(What is asked):
The complete listing should be restated exactly.

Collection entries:
== == ==

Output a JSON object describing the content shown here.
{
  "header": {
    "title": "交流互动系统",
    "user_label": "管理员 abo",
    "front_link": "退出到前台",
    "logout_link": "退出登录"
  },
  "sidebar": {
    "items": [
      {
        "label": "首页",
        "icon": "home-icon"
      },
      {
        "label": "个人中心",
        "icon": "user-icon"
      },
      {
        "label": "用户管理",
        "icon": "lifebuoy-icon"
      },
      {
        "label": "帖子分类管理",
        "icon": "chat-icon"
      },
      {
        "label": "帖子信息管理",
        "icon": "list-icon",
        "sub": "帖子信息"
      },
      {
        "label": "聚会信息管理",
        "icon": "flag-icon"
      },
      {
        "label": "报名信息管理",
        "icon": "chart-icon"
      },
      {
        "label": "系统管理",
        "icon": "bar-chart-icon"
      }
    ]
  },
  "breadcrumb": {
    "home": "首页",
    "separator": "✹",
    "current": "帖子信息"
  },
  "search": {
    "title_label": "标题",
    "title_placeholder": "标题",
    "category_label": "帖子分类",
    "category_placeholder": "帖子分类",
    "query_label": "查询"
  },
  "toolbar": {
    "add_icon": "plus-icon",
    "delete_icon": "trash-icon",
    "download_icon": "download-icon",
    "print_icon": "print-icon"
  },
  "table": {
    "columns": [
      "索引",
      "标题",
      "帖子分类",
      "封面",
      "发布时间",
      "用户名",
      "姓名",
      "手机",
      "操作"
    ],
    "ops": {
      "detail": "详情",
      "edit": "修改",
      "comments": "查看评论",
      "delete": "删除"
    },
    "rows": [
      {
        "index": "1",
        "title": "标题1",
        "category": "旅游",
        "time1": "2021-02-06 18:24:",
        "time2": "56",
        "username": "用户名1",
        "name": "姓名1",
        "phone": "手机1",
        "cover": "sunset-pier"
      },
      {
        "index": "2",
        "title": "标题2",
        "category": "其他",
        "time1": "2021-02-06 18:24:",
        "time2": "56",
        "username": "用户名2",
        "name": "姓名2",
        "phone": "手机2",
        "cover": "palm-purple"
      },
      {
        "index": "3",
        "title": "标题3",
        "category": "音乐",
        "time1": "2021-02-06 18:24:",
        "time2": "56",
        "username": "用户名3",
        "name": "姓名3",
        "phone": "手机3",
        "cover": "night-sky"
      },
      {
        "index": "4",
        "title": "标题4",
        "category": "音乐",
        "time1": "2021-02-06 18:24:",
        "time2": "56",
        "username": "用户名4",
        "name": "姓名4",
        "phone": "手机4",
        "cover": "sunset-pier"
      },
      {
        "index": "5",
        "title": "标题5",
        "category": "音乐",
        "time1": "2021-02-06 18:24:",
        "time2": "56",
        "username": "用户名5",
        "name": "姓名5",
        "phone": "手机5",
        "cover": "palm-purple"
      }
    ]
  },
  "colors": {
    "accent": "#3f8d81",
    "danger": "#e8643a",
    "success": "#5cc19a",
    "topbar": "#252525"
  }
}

== == ==

(Response to the exercise):
Output a JSON object describing the content shown here.
{
  "header": {
    "title": "交流互动系统",
    "user_label": "管理员 abo",
    "front_link": "退出到前台",
    "logout_link": "退出登录"
  },
  "sidebar": {
    "items": [
      {
        "label": "首页",
        "icon": "home-icon"
      },
      {
        "label": "个人中心",
        "icon": "user-icon"
      },
      {
        "label": "用户管理",
        "icon": "lifebuoy-icon"
      },
      {
        "label": "帖子分类管理",
        "icon": "chat-icon"
      },
      {
        "label": "帖子信息管理",
        "icon": "list-icon",
        "sub": "帖子信息"
      },
      {
        "label": "聚会信息管理",
        "icon": "flag-icon"
      },
      {
        "label": "报名信息管理",
        "icon": "chart-icon"
      },
      {
        "label": "系统管理",
        "icon": "bar-chart-icon"
      }
    ]
  },
  "breadcrumb": {
    "home": "首页",
    "separator": "✹",
    "current": "帖子信息"
  },
  "search": {
    "title_label": "标题",
    "title_placeholder": "标题",
    "category_label": "帖子分类",
    "category_placeholder": "帖子分类",
    "query_label": "查询"
  },
  "toolbar": {
    "add_icon": "plus-icon",
    "delete_icon": "trash-icon",
    "download_icon": "download-icon",
    "print_icon": "print-icon"
  },
  "table": {
    "columns": [
      "索引",
      "标题",
      "帖子分类",
      "封面",
      "发布时间",
      "用户名",
      "姓名",
      "手机",
      "操作"
    ],
    "ops": {
      "detail": "详情",
      "edit": "修改",
      "comments": "查看评论",
      "delete": "删除"
    },
    "rows": [
      {
        "index": "1",
        "title": "标题1",
        "category": "旅游",
        "time1": "2021-02-06 18:24:",
        "time2": "56",
        "username": "用户名1",
        "name": "姓名1",
        "phone": "手机1",
        "cover": "sunset-pier"
      },
      {
        "index": "2",
        "title": "标题2",
        "category": "其他",
        "time1": "2021-02-06 18:24:",
        "time2": "56",
        "username": "用户名2",
        "name": "姓名2",
        "phone": "手机2",
        "cover": "palm-purple"
      },
      {
        "index": "3",
        "title": "标题3",
        "category": "音乐",
        "time1": "2021-02-06 18:24:",
        "time2": "56",
        "username": "用户名3",
        "name": "姓名3",
        "phone": "手机3",
        "cover": "night-sky"
      },
      {
        "index": "4",
        "title": "标题4",
        "category": "音乐",
        "time1": "2021-02-06 18:24:",
        "time2": "56",
        "username": "用户名4",
        "name": "姓名4",
        "phone": "手机4",
        "cover": "sunset-pier"
      },
      {
        "index": "5",
        "title": "标题5",
        "category": "音乐",
        "time1": "2021-02-06 18:24:",
        "time2": "56",
        "username": "用户名5",
        "name": "姓名5",
        "phone": "手机5",
        "cover": "palm-purple"
      }
    ]
  },
  "colors": {
    "accent": "#3f8d81",
    "danger": "#e8643a",
    "success": "#5cc19a",
    "topbar": "#252525"
  }
}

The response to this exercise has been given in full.